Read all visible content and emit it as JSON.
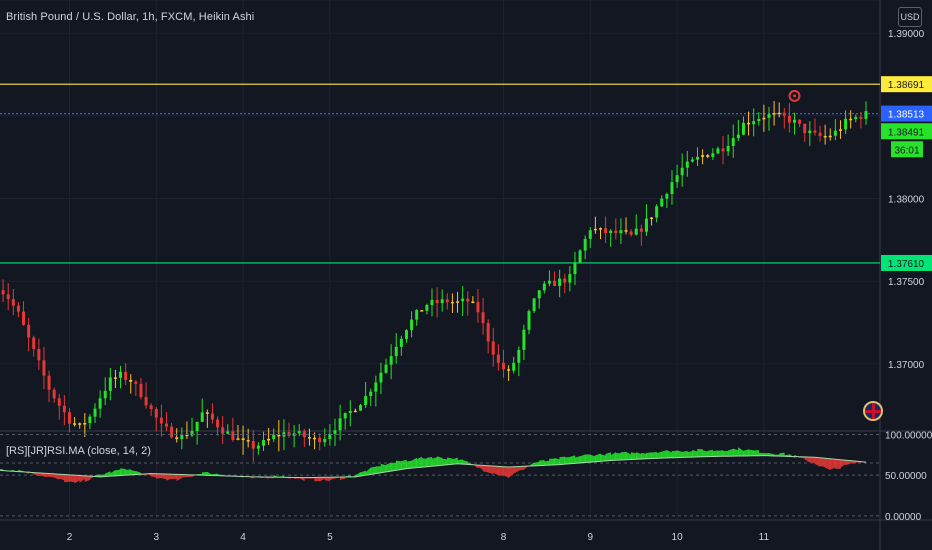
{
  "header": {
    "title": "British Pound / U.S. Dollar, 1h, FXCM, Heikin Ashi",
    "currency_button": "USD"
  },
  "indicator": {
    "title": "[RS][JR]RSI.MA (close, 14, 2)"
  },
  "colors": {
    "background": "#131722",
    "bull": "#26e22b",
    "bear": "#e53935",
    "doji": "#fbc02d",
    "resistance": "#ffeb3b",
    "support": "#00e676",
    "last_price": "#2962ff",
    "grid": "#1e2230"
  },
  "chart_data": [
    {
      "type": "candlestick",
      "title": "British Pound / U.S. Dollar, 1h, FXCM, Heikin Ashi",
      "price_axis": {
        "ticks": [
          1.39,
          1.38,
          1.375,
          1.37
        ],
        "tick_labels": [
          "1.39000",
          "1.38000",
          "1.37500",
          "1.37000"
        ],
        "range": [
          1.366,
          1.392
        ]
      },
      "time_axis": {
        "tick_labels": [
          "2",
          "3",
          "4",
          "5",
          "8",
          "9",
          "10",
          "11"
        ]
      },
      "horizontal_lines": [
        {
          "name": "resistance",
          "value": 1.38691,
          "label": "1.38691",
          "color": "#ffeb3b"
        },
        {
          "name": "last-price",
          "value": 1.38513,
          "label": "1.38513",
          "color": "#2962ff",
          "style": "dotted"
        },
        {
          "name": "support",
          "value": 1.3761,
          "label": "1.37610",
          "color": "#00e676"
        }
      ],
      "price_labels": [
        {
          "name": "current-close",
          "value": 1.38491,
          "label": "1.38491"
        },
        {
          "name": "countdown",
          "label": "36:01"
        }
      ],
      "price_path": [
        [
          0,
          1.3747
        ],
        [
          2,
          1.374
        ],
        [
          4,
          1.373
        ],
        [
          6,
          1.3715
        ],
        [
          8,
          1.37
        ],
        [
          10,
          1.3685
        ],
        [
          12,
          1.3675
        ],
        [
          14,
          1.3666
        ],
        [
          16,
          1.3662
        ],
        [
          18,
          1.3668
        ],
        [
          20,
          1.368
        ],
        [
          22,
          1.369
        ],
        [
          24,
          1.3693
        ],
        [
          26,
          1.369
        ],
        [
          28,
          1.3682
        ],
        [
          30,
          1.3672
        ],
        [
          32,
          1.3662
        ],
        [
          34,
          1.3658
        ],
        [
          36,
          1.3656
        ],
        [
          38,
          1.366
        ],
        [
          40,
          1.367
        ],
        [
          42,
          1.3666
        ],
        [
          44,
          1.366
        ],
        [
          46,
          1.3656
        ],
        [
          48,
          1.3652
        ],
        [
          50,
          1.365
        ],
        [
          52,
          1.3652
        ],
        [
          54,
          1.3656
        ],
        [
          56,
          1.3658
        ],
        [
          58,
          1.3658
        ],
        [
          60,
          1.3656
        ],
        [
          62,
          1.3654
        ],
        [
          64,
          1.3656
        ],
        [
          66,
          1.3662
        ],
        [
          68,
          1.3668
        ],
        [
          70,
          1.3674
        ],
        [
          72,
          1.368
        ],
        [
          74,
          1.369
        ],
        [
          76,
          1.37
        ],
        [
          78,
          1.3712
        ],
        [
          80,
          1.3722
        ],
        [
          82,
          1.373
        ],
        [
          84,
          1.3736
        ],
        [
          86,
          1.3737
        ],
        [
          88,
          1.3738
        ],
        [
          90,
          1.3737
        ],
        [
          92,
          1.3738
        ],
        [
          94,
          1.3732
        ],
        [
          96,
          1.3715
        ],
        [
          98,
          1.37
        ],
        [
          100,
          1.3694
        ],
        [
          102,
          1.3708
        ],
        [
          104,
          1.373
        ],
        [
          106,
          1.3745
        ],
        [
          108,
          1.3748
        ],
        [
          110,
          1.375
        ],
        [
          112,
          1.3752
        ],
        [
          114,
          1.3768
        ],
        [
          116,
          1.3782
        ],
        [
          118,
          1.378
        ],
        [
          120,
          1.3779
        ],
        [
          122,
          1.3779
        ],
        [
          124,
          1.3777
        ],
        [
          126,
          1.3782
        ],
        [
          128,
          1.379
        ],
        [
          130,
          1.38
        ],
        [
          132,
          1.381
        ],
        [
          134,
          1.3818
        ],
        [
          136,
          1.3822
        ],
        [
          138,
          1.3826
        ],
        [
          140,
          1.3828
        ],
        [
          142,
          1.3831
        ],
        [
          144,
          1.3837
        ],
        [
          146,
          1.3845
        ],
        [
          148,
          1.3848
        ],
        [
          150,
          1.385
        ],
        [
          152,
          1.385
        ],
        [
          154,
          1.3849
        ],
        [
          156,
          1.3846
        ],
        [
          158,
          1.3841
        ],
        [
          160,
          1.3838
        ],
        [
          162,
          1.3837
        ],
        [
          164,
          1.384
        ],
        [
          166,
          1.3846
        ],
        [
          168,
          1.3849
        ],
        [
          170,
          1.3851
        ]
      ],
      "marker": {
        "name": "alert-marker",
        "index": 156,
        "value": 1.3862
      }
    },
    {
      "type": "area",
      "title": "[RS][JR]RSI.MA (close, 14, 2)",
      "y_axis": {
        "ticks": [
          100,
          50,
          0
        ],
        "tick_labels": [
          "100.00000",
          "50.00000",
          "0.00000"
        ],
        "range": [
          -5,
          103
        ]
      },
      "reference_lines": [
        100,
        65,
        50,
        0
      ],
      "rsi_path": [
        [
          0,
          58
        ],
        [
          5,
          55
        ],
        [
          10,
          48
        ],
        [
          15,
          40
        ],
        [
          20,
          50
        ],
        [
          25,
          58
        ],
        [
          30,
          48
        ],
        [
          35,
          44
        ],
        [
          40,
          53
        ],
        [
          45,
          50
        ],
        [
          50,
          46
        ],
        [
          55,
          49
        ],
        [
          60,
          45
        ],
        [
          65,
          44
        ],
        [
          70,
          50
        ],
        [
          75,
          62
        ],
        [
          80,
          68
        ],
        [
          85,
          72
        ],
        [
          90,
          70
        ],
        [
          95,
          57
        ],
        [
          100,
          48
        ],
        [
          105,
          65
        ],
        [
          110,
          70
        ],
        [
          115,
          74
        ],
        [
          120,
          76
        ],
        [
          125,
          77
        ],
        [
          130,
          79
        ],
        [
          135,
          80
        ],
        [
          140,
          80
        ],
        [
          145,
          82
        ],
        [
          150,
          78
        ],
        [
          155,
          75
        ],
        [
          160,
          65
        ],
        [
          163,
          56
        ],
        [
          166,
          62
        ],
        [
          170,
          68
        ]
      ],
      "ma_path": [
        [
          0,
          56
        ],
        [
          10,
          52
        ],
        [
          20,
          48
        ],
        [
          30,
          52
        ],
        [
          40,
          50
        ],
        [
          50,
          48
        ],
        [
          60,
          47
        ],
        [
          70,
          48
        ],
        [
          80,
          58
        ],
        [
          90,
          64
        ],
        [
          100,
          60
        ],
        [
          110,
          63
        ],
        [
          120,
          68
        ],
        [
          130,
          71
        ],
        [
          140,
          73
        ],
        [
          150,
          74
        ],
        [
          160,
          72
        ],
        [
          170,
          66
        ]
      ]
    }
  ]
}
----
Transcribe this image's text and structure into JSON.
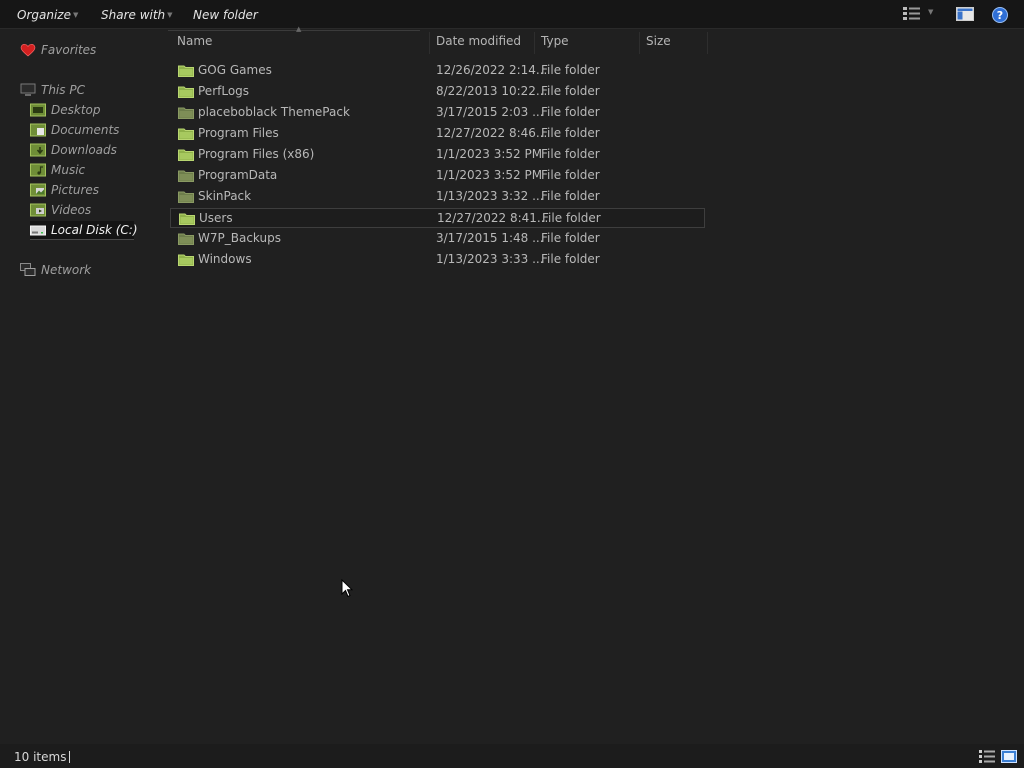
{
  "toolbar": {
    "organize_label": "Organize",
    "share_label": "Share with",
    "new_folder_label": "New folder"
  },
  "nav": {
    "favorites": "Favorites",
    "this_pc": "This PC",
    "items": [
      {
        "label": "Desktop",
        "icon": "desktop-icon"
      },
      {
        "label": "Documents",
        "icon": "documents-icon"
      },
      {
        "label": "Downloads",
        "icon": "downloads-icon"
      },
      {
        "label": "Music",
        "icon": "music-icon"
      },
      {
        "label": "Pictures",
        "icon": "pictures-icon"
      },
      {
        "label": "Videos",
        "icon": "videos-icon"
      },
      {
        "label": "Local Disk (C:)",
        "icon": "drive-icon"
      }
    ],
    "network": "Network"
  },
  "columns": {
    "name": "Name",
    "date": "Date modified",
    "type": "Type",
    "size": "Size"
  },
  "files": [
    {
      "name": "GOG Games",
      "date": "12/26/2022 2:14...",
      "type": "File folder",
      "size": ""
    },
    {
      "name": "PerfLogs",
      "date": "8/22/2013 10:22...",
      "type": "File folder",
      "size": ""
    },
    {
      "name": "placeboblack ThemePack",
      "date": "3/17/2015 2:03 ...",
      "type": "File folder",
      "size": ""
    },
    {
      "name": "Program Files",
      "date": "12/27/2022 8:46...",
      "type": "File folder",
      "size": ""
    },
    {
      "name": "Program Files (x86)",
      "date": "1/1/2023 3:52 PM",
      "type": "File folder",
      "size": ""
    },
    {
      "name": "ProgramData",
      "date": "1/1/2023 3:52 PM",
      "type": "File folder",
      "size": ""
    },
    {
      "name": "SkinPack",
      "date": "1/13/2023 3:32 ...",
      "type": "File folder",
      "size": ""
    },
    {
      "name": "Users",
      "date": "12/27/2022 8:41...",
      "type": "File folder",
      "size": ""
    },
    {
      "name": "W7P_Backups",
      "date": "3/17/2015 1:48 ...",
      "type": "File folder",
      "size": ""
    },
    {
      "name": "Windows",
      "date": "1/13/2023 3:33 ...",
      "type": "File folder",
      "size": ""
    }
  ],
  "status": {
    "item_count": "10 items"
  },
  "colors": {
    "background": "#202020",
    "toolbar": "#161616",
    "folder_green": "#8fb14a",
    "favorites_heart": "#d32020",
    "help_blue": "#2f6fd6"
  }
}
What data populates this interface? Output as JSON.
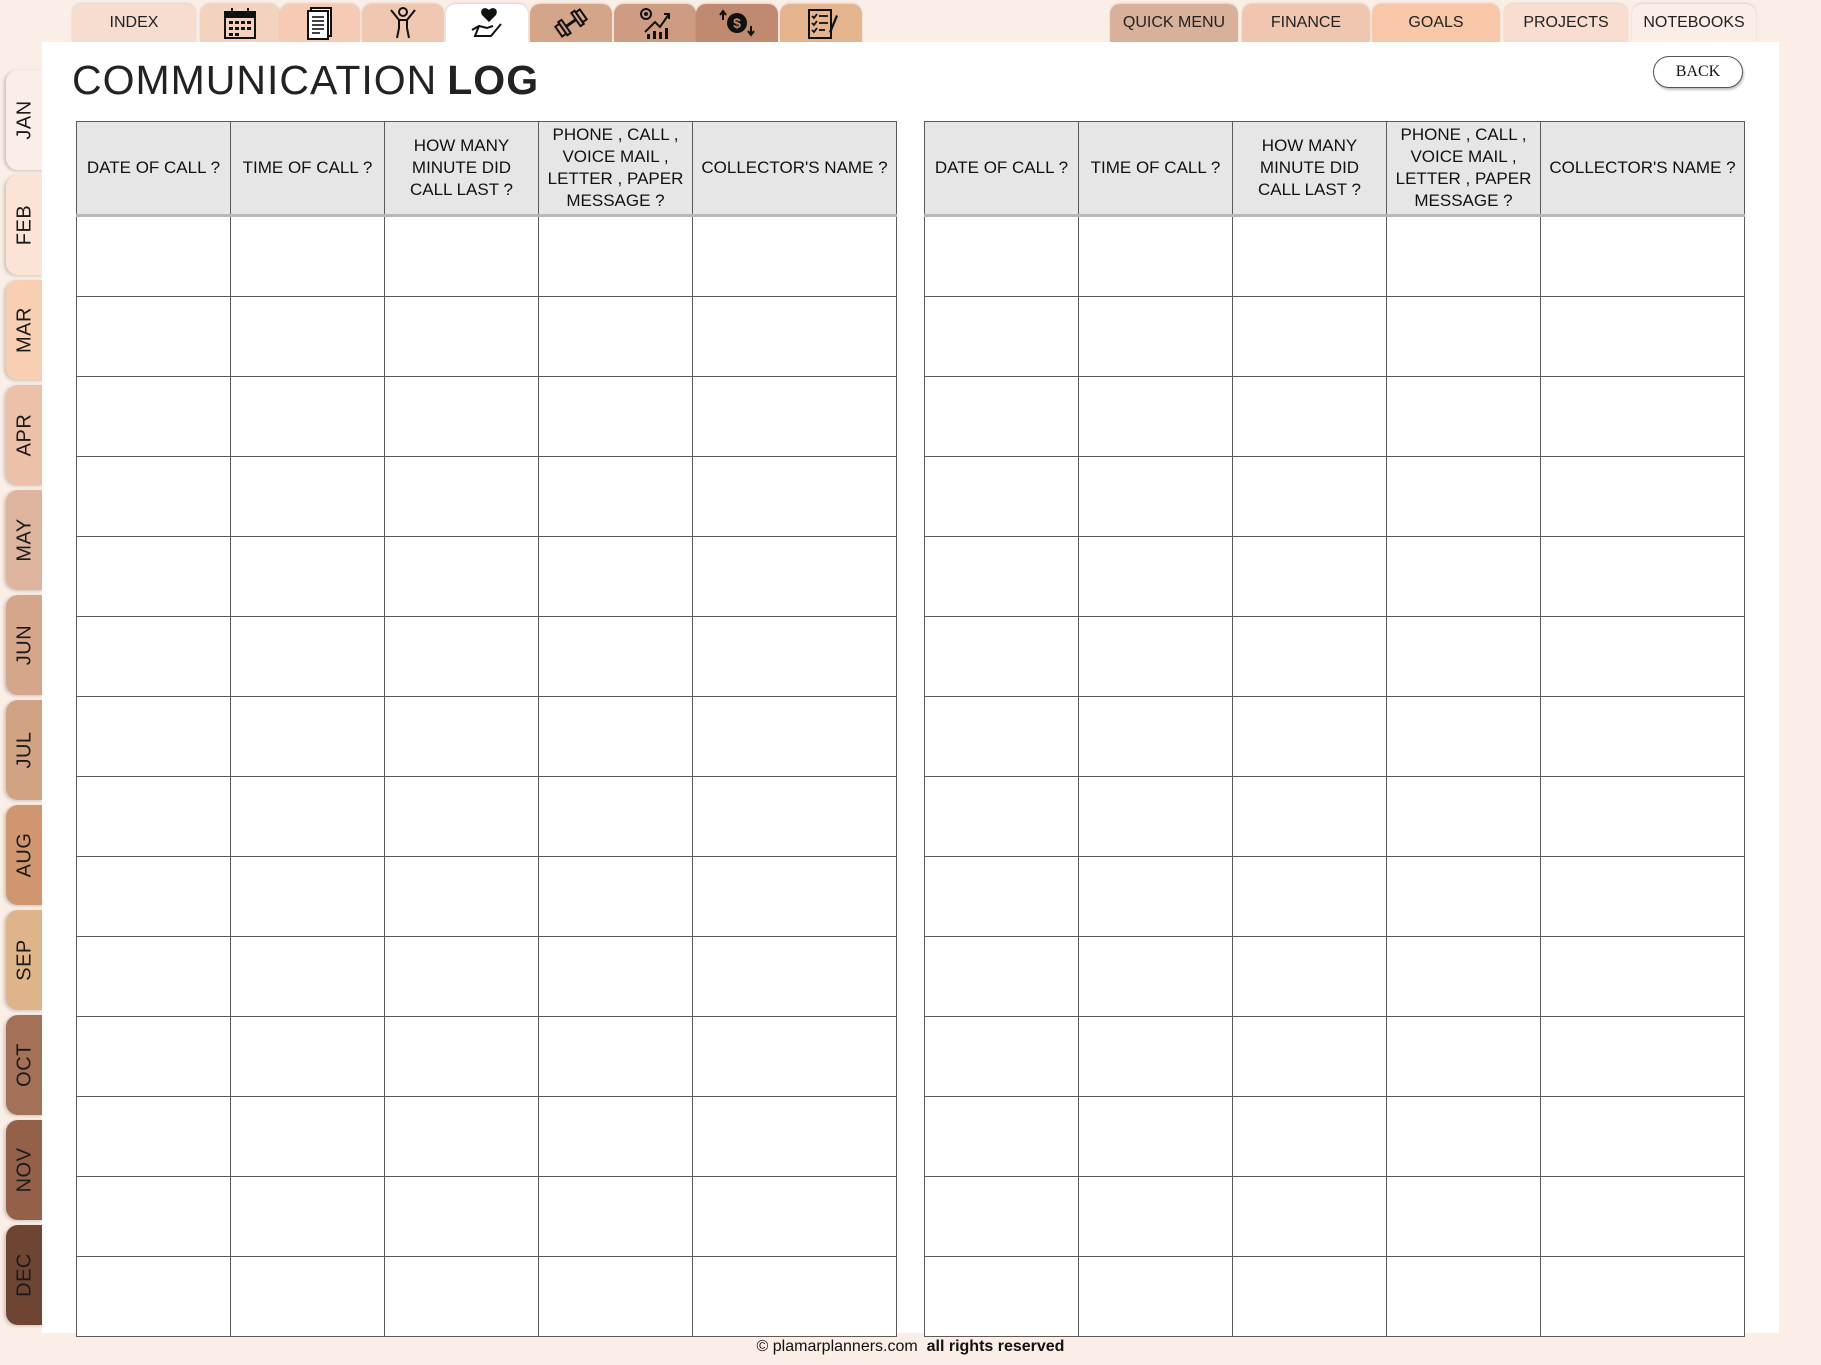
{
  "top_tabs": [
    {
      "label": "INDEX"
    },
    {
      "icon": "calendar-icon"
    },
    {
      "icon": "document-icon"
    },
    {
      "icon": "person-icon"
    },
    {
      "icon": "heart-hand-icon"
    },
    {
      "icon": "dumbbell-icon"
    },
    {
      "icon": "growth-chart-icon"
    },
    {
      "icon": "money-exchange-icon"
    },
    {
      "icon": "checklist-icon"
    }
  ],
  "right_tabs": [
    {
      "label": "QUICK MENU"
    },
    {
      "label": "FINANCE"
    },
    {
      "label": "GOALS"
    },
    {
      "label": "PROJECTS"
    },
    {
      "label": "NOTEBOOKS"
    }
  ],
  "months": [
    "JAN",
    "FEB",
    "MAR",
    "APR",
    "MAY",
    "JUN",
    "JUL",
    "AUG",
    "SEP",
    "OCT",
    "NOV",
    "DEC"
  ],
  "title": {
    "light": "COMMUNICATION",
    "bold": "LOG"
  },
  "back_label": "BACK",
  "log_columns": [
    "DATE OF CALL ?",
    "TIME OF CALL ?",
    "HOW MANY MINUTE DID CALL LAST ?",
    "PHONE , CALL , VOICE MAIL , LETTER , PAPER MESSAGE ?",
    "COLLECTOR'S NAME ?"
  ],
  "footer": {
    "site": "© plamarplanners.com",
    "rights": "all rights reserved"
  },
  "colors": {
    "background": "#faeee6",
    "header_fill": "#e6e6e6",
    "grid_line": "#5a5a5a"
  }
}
----
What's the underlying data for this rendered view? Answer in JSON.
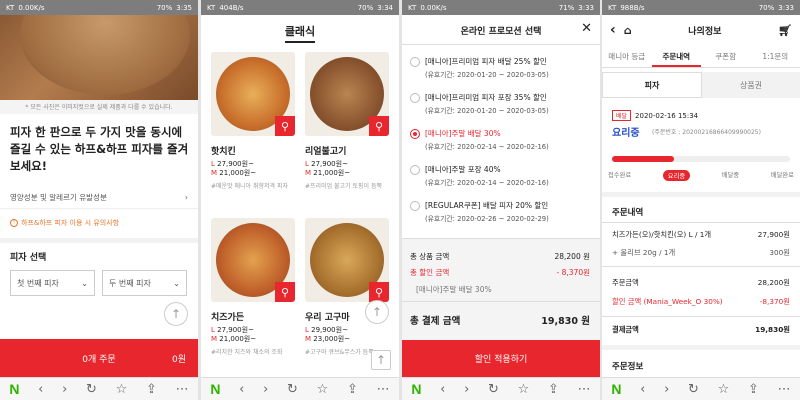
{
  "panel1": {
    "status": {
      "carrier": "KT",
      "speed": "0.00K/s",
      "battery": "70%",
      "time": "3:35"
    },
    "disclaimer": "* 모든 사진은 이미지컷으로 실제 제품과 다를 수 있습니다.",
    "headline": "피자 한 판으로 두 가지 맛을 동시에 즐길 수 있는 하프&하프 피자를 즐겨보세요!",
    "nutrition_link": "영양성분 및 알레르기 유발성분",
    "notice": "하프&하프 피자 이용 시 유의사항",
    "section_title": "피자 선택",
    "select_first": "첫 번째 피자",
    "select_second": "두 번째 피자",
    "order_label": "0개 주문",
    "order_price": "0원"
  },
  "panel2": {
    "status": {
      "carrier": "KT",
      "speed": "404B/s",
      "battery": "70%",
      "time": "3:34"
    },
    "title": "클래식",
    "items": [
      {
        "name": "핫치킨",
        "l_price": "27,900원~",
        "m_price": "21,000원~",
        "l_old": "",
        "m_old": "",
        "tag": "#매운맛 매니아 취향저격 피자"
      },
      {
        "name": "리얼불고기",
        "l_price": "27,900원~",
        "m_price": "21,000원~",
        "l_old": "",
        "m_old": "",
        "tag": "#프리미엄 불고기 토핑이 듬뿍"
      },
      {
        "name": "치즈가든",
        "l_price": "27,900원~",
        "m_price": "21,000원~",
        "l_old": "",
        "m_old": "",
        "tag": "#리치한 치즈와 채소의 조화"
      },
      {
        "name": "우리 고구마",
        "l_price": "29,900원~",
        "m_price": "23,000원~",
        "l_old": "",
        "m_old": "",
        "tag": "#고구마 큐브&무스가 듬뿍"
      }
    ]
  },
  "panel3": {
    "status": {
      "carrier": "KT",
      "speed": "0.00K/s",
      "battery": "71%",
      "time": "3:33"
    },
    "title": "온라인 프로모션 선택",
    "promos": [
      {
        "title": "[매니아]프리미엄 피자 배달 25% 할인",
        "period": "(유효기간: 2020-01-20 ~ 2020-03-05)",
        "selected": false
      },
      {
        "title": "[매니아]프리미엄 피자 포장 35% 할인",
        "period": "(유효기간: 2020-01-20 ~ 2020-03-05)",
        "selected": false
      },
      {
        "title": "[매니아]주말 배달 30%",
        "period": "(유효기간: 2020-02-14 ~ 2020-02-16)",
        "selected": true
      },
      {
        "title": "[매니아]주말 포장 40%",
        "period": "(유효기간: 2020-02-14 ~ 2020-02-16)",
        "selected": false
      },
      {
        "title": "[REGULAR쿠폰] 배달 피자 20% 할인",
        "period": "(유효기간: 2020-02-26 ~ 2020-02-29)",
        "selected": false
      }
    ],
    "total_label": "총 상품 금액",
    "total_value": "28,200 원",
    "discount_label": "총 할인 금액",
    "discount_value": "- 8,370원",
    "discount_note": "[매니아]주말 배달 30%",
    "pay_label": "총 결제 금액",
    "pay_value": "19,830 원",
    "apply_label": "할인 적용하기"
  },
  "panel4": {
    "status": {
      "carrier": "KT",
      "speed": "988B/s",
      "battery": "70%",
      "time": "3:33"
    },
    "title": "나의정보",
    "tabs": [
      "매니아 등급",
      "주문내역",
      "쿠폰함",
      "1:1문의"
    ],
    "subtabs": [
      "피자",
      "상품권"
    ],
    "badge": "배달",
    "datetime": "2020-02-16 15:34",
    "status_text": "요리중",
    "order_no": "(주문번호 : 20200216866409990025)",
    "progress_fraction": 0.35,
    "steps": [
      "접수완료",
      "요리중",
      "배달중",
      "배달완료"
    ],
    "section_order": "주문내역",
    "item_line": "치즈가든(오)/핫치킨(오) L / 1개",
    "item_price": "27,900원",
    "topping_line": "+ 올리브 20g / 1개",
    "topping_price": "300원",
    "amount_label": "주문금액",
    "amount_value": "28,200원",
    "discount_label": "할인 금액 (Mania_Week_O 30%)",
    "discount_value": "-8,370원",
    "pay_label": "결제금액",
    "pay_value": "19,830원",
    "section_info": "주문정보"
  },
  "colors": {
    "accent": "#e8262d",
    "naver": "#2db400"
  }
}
----
→ What is needed
Copy each line in the data that holds the word "background".

→ Solution
    "background": "#131722",
    "background": "#202020",
    "background": "#faeee6",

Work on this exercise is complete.